• ENTRIES SHOWN:
== Segment start ==
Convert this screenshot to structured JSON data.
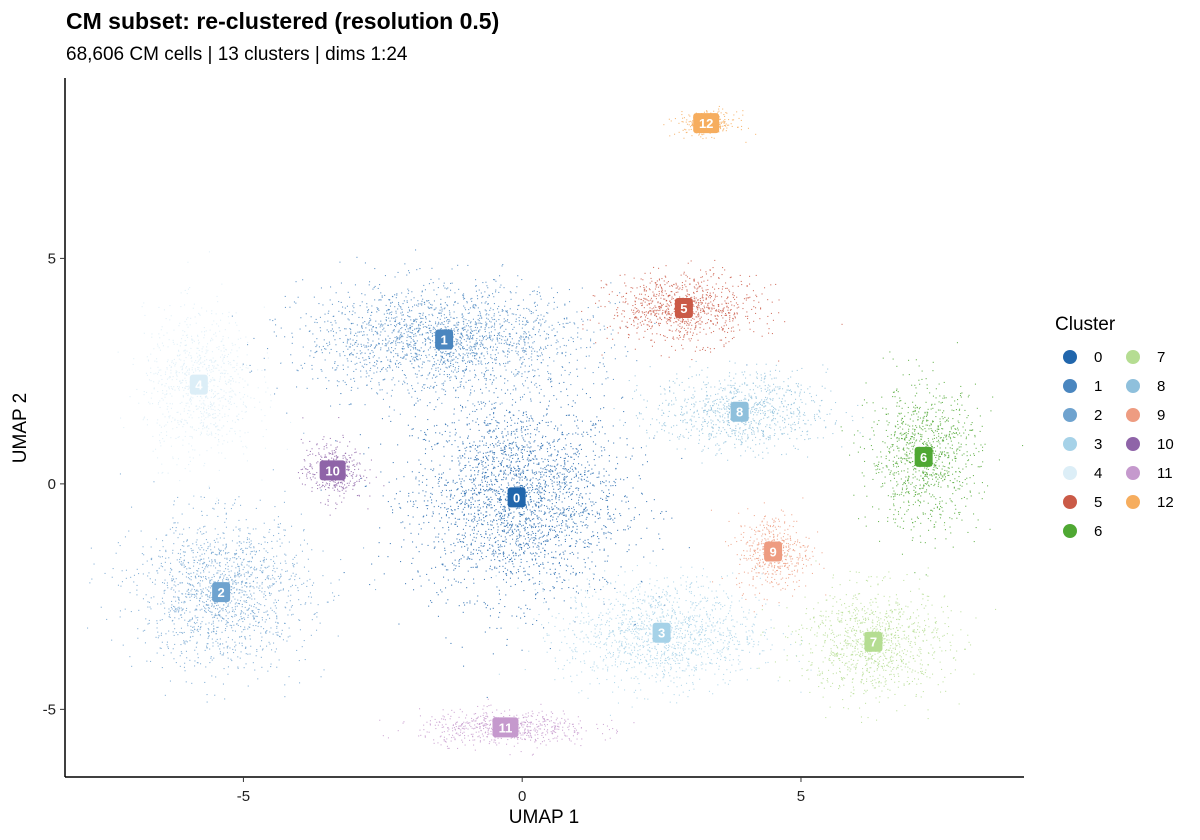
{
  "chart_data": {
    "type": "scatter",
    "title": "CM subset: re-clustered (resolution 0.5)",
    "subtitle": "68,606 CM cells | 13 clusters | dims 1:24",
    "xlabel": "UMAP 1",
    "ylabel": "UMAP 2",
    "xlim": [
      -8.2,
      9.0
    ],
    "ylim": [
      -6.5,
      9.0
    ],
    "xticks": [
      -5,
      0,
      5
    ],
    "yticks": [
      -5,
      0,
      5
    ],
    "legend_title": "Cluster",
    "legend_position": "right",
    "grid": false,
    "clusters": [
      {
        "id": "0",
        "color": "#2166ac",
        "center": [
          -0.1,
          -0.3
        ],
        "spread": [
          1.7,
          2.0
        ]
      },
      {
        "id": "1",
        "color": "#4a86bf",
        "center": [
          -1.4,
          3.2
        ],
        "spread": [
          2.3,
          1.1
        ]
      },
      {
        "id": "2",
        "color": "#6fa3cf",
        "center": [
          -5.4,
          -2.4
        ],
        "spread": [
          1.4,
          1.5
        ]
      },
      {
        "id": "3",
        "color": "#a6d2e8",
        "center": [
          2.5,
          -3.3
        ],
        "spread": [
          1.6,
          1.1
        ]
      },
      {
        "id": "4",
        "color": "#dceef7",
        "center": [
          -5.8,
          2.2
        ],
        "spread": [
          0.9,
          1.5
        ]
      },
      {
        "id": "5",
        "color": "#ca5a47",
        "center": [
          2.9,
          3.9
        ],
        "spread": [
          1.2,
          0.7
        ]
      },
      {
        "id": "6",
        "color": "#4fa833",
        "center": [
          7.2,
          0.6
        ],
        "spread": [
          0.9,
          1.4
        ]
      },
      {
        "id": "7",
        "color": "#b5dd92",
        "center": [
          6.3,
          -3.5
        ],
        "spread": [
          1.2,
          1.1
        ]
      },
      {
        "id": "8",
        "color": "#8fc0dc",
        "center": [
          3.9,
          1.6
        ],
        "spread": [
          1.4,
          0.8
        ]
      },
      {
        "id": "9",
        "color": "#ee9c81",
        "center": [
          4.5,
          -1.5
        ],
        "spread": [
          0.6,
          0.8
        ]
      },
      {
        "id": "10",
        "color": "#8f64a8",
        "center": [
          -3.4,
          0.3
        ],
        "spread": [
          0.5,
          0.6
        ]
      },
      {
        "id": "11",
        "color": "#c599cd",
        "center": [
          -0.3,
          -5.4
        ],
        "spread": [
          1.4,
          0.35
        ]
      },
      {
        "id": "12",
        "color": "#f6ad5e",
        "center": [
          3.3,
          8.0
        ],
        "spread": [
          0.5,
          0.25
        ]
      }
    ]
  }
}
== Segment end ==
Where does the string "clusters" appear in the records above? Show every line that holds it.

• FINISHED TASK:
    "subtitle": "68,606 CM cells | 13 clusters | dims 1:24",
    "clusters": [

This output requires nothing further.